#### Stored data ####
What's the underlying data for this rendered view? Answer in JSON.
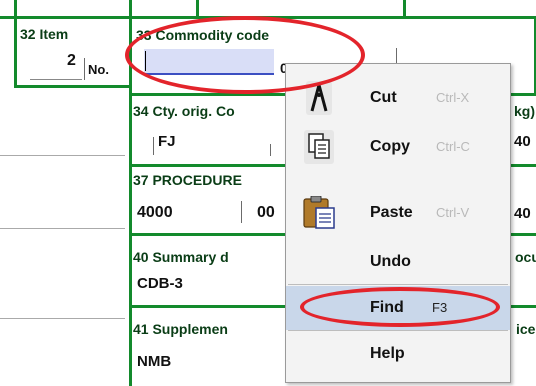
{
  "form": {
    "box32": {
      "label": "32 Item",
      "value": "2",
      "unit": "No."
    },
    "box33": {
      "label": "33 Commodity code",
      "input_value": "",
      "partial_right": "00"
    },
    "box34": {
      "label": "34 Cty. orig. Co",
      "value": "FJ",
      "right_label": "kg)",
      "right_value": "40"
    },
    "box37": {
      "label": "37 PROCEDURE",
      "value1": "4000",
      "value2": "00",
      "right_value": "40"
    },
    "box40": {
      "label": "40 Summary d",
      "value": "CDB-3",
      "right_label": "ocu"
    },
    "box41": {
      "label": "41 Supplemen",
      "value": "NMB",
      "right_label": "ice"
    }
  },
  "context_menu": {
    "items": [
      {
        "label": "Cut",
        "shortcut": "Ctrl-X",
        "icon": "scissors-icon"
      },
      {
        "label": "Copy",
        "shortcut": "Ctrl-C",
        "icon": "copy-icon"
      },
      {
        "label": "Paste",
        "shortcut": "Ctrl-V",
        "icon": "paste-icon"
      },
      {
        "label": "Undo",
        "shortcut": ""
      },
      {
        "label": "Find",
        "shortcut": "F3",
        "highlighted": true
      },
      {
        "label": "Help",
        "shortcut": ""
      }
    ]
  },
  "colors": {
    "grid": "#138a2c",
    "highlight_oval": "#e3242b",
    "input_bg": "#d9def7",
    "menu_hover": "#c9d7ea"
  }
}
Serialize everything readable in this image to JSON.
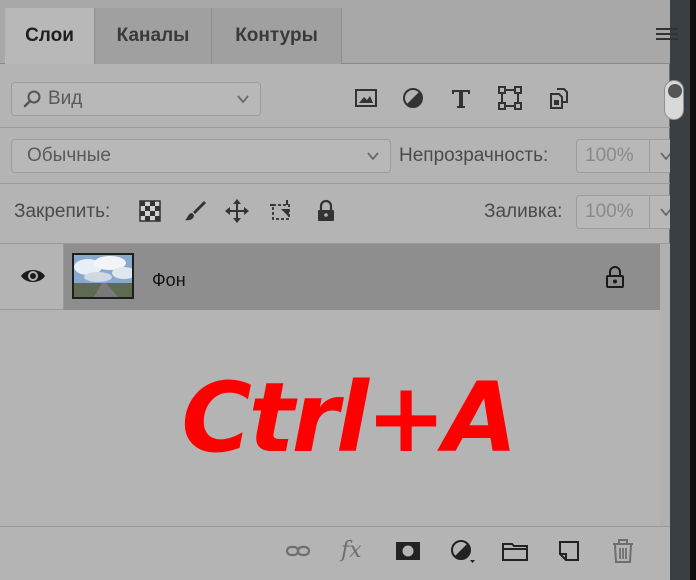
{
  "tabs": [
    {
      "label": "Слои",
      "active": true
    },
    {
      "label": "Каналы",
      "active": false
    },
    {
      "label": "Контуры",
      "active": false
    }
  ],
  "filter": {
    "label": "Вид",
    "icon": "search-icon"
  },
  "filter_icons": [
    "image-filter-icon",
    "adjustment-filter-icon",
    "type-filter-icon",
    "shape-filter-icon",
    "smart-object-filter-icon"
  ],
  "blend_mode": {
    "value": "Обычные"
  },
  "opacity": {
    "label": "Непрозрачность:",
    "value": "100%"
  },
  "lock": {
    "label": "Закрепить:",
    "icons": [
      "lock-transparent-icon",
      "lock-image-icon",
      "lock-position-icon",
      "lock-artboard-icon",
      "lock-all-icon"
    ]
  },
  "fill": {
    "label": "Заливка:",
    "value": "100%"
  },
  "layers": [
    {
      "name": "Фон",
      "visible": true,
      "locked": true
    }
  ],
  "overlay": {
    "text": "Ctrl+A",
    "color": "#ff0000"
  },
  "bottom_icons": [
    "link-icon",
    "fx-icon",
    "mask-icon",
    "adjustment-layer-icon",
    "group-folder-icon",
    "new-layer-icon",
    "trash-icon"
  ],
  "fx_label": "fx"
}
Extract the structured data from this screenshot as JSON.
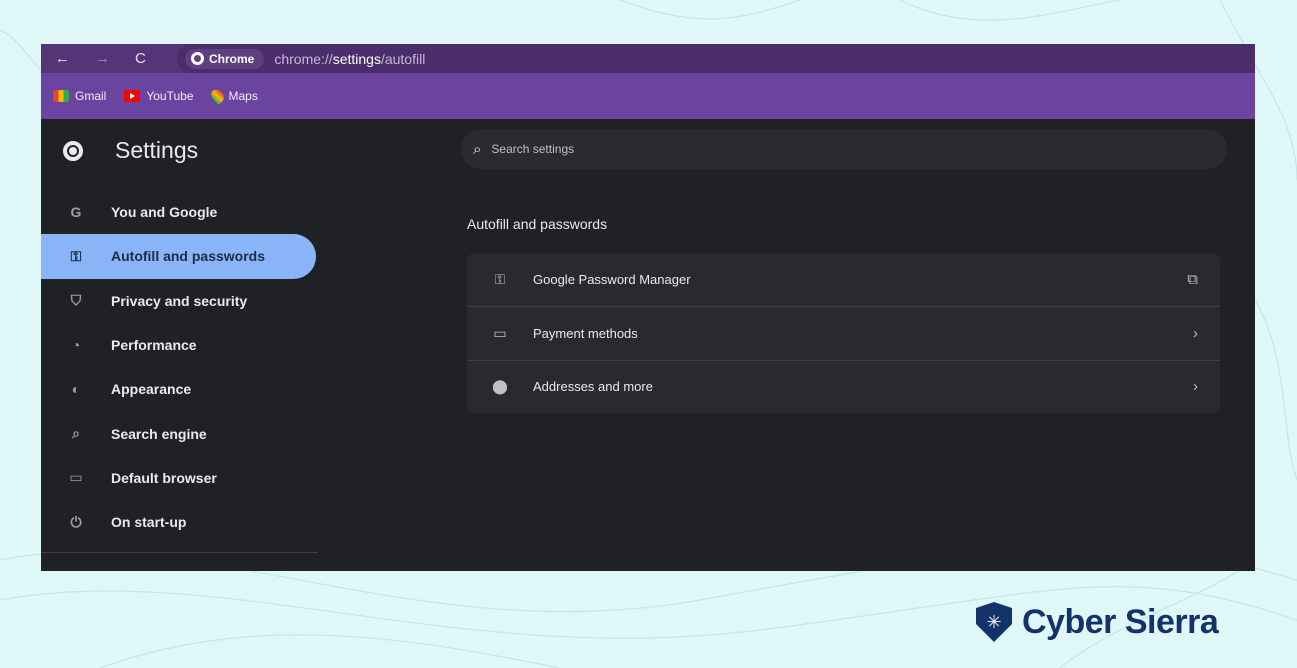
{
  "toolbar": {
    "back_icon": "←",
    "forward_icon": "→",
    "reload_icon": "C",
    "chip_label": "Chrome",
    "url_prefix": "chrome://",
    "url_bold": "settings",
    "url_suffix": "/autofill"
  },
  "bookmarks": [
    {
      "label": "Gmail",
      "icon": "gmail-icon"
    },
    {
      "label": "YouTube",
      "icon": "youtube-icon"
    },
    {
      "label": "Maps",
      "icon": "maps-icon"
    }
  ],
  "sidebar": {
    "title": "Settings",
    "items": [
      {
        "label": "You and Google",
        "icon": "G",
        "active": false
      },
      {
        "label": "Autofill and passwords",
        "icon": "⚿",
        "active": true
      },
      {
        "label": "Privacy and security",
        "icon": "⛉",
        "active": false
      },
      {
        "label": "Performance",
        "icon": "◔",
        "active": false
      },
      {
        "label": "Appearance",
        "icon": "◐",
        "active": false
      },
      {
        "label": "Search engine",
        "icon": "⌕",
        "active": false
      },
      {
        "label": "Default browser",
        "icon": "▭",
        "active": false
      },
      {
        "label": "On start-up",
        "icon": "⏻",
        "active": false
      }
    ]
  },
  "main": {
    "search_placeholder": "Search settings",
    "search_icon": "⌕",
    "section_title": "Autofill and passwords",
    "rows": [
      {
        "label": "Google Password Manager",
        "icon": "⚿",
        "end": "⧉"
      },
      {
        "label": "Payment methods",
        "icon": "▭",
        "end": "›"
      },
      {
        "label": "Addresses and more",
        "icon": "⬤",
        "end": "›"
      }
    ]
  },
  "brand": {
    "name": "Cyber Sierra",
    "color": "#15336b"
  },
  "colors": {
    "toolbar": "#553577",
    "bookmarks_bar": "#6b44a0",
    "active_item": "#8ab4f8",
    "background": "#dff7f7"
  }
}
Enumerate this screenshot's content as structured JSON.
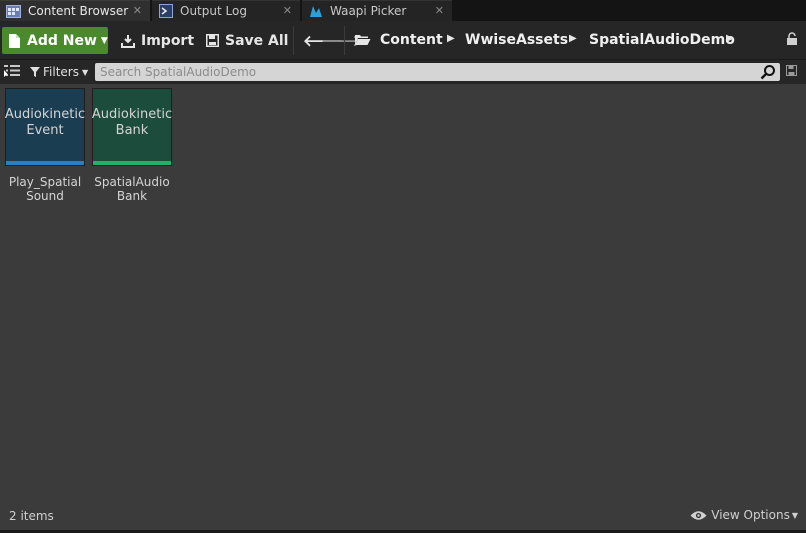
{
  "tabs": [
    {
      "label": "Content Browser",
      "icon": "content-browser-icon",
      "active": true
    },
    {
      "label": "Output Log",
      "icon": "output-log-icon",
      "active": false
    },
    {
      "label": "Waapi Picker",
      "icon": "waapi-icon",
      "active": false
    }
  ],
  "toolbar": {
    "add_new_label": "Add New",
    "import_label": "Import",
    "save_all_label": "Save All"
  },
  "breadcrumb": [
    "Content",
    "WwiseAssets",
    "SpatialAudioDemo"
  ],
  "filter": {
    "filters_label": "Filters",
    "search_placeholder": "Search SpatialAudioDemo"
  },
  "assets": [
    {
      "type_label": "Audiokinetic Event",
      "name": "Play_Spatial Sound",
      "color": "#1b3d52",
      "stripe": "#2a7fc4"
    },
    {
      "type_label": "Audiokinetic Bank",
      "name": "SpatialAudio Bank",
      "color": "#1b4c3c",
      "stripe": "#23b26a"
    }
  ],
  "status": {
    "item_count": "2 items",
    "view_options_label": "View Options"
  },
  "colors": {
    "add_new_green": "#4a8a2c",
    "panel_bg": "#3b3b3b",
    "toolbar_bg": "#262626"
  }
}
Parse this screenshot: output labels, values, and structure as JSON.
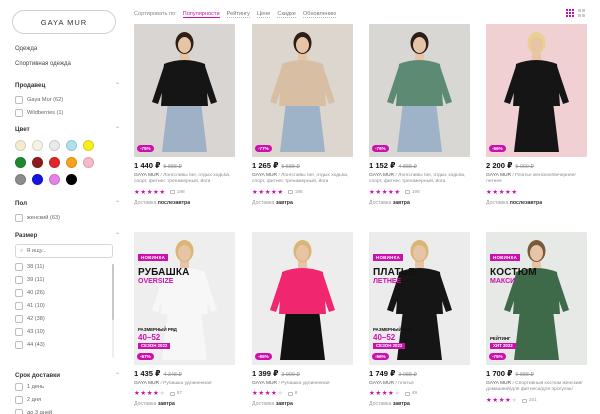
####
What the task requires
From the entries above, extract every line where the word "Ctrl" appears.

Solution to this exercise
        "shortcut": "Ctrl-X",
        "shortcut": "Ctrl-C",
        "shortcut": "Ctrl-V",
    "text": "Ctrl+A",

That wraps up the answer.